# GIVEN PASSAGE:
-*-

The Accelerometer dataset was similar in that the best alignment method, XCMeanConv, did not yield the lowest model validation error. Instead, LMTakeoffPeak from our candidate methods achieved the lowest validation error. However, LMTakeoffActual, the true takeoff time only included as a reference, outperformed all model types in this regard. XCMeanConv did achieve the lowest training error, indicating that the best alignment method induces overfitting in the models. In general terms, however, the models based on Smartphone data had a greater tendency to overfit, given the wider differences between validation and training error. XGBoost had the lowest training errors, yet the validation error was similar to the other models. The SVM models revealed the least overfitting. To conclude, the alignment method that was the best model validation performance did not produce the most closely aligned curves.
For the following analysis, we chose LMTakeoffPeak alignment for both datasets based on its consequent low model validation errors. It produced the lowest validation RMSE across all Accelerometer models and only a slightly higher validation RMSE than LMTakeoffBiomechanical for the Smartphone models, especially given the large RMSE variance between model fits. Having the same alignment method for both datasets was also considered advantageous as it made them more comparable.

3.2. Feature characteristics

There was no correlation between the continuous features, which are orthogonal by definition, but there was a high degree of correlation between the discrete features (Figure 3). Moreover, from the extended correlation matrices that include both sets of features, it is evident that there were only weak correlations between the discrete and continuous features, indicating that they are largely distinct from one another. The strongest correlations with the discrete features were found with FPC1-3.

-*-

# INSTRUCTION A:
Reproduce the full passage on alignment methods and feature characteristics, word for word.

# RECORDS SUPPLIED:
-*-

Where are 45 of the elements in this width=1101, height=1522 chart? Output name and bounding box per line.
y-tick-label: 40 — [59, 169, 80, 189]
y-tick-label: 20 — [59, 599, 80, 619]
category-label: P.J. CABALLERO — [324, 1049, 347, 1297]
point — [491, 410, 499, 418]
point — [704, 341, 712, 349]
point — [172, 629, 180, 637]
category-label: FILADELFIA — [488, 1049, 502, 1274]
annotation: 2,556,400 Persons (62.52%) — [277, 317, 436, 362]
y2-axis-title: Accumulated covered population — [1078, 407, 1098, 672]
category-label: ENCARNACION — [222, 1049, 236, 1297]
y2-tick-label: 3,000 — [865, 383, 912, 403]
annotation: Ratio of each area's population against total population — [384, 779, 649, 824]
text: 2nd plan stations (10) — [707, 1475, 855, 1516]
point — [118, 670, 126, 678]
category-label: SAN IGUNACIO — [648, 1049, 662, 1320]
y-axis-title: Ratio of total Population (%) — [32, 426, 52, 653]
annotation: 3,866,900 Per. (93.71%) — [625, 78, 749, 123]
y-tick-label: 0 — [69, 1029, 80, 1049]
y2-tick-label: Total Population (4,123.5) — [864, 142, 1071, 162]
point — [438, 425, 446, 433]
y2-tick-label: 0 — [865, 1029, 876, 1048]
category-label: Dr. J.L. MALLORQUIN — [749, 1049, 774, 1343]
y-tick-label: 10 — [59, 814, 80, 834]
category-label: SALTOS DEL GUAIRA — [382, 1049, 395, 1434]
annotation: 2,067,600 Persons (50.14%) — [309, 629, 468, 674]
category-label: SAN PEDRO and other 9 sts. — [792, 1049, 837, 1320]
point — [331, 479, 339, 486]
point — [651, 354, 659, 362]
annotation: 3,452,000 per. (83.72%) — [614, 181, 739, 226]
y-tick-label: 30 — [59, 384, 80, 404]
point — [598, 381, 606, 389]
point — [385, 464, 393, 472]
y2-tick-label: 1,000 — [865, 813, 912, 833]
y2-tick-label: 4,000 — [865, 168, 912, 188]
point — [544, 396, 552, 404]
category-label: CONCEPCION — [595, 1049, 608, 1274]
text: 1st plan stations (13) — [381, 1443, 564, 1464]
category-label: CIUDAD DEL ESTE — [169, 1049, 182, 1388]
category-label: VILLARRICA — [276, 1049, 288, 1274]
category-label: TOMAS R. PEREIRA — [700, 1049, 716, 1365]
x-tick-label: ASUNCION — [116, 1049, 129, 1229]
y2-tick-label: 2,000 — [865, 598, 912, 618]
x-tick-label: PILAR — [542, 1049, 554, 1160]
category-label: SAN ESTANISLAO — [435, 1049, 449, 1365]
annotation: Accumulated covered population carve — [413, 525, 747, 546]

-*-

# INSTRUCTION B:
Select each row that contains the string "title", and copy those rows unchanged.

# WRITTEN ANSWER A:
The Accelerometer dataset was similar in that the best alignment method, XCMeanConv, did not yield the lowest model validation error. Instead, LMTakeoffPeak from our candidate methods achieved the lowest validation error. However, LMTakeoffActual, the true takeoff time only included as a reference, outperformed all model types in this regard. XCMeanConv did achieve the lowest training error, indicating that the best alignment method induces overfitting in the models. In general terms, however, the models based on Smartphone data had a greater tendency to overfit, given the wider differences between validation and training error. XGBoost had the lowest training errors, yet the validation error was similar to the other models. The SVM models revealed the least overfitting. To conclude, the alignment method that was the best model validation performance did not produce the most closely aligned curves.
For the following analysis, we chose LMTakeoffPeak alignment for both datasets based on its consequent low model validation errors. It produced the lowest validation RMSE across all Accelerometer models and only a slightly higher validation RMSE than LMTakeoffBiomechanical for the Smartphone models, especially given the large RMSE variance between model fits. Having the same alignment method for both datasets was also considered advantageous as it made them more comparable.

3.2. Feature characteristics

There was no correlation between the continuous features, which are orthogonal by definition, but there was a high degree of correlation between the discrete features (Figure 3). Moreover, from the extended correlation matrices that include both sets of features, it is evident that there were only weak correlations between the discrete and continuous features, indicating that they are largely distinct from one another. The strongest correlations with the discrete features were found with FPC1-3.

# WRITTEN ANSWER B:
y2-axis-title: Accumulated covered population — [1078, 407, 1098, 672]
y-axis-title: Ratio of total Population (%) — [32, 426, 52, 653]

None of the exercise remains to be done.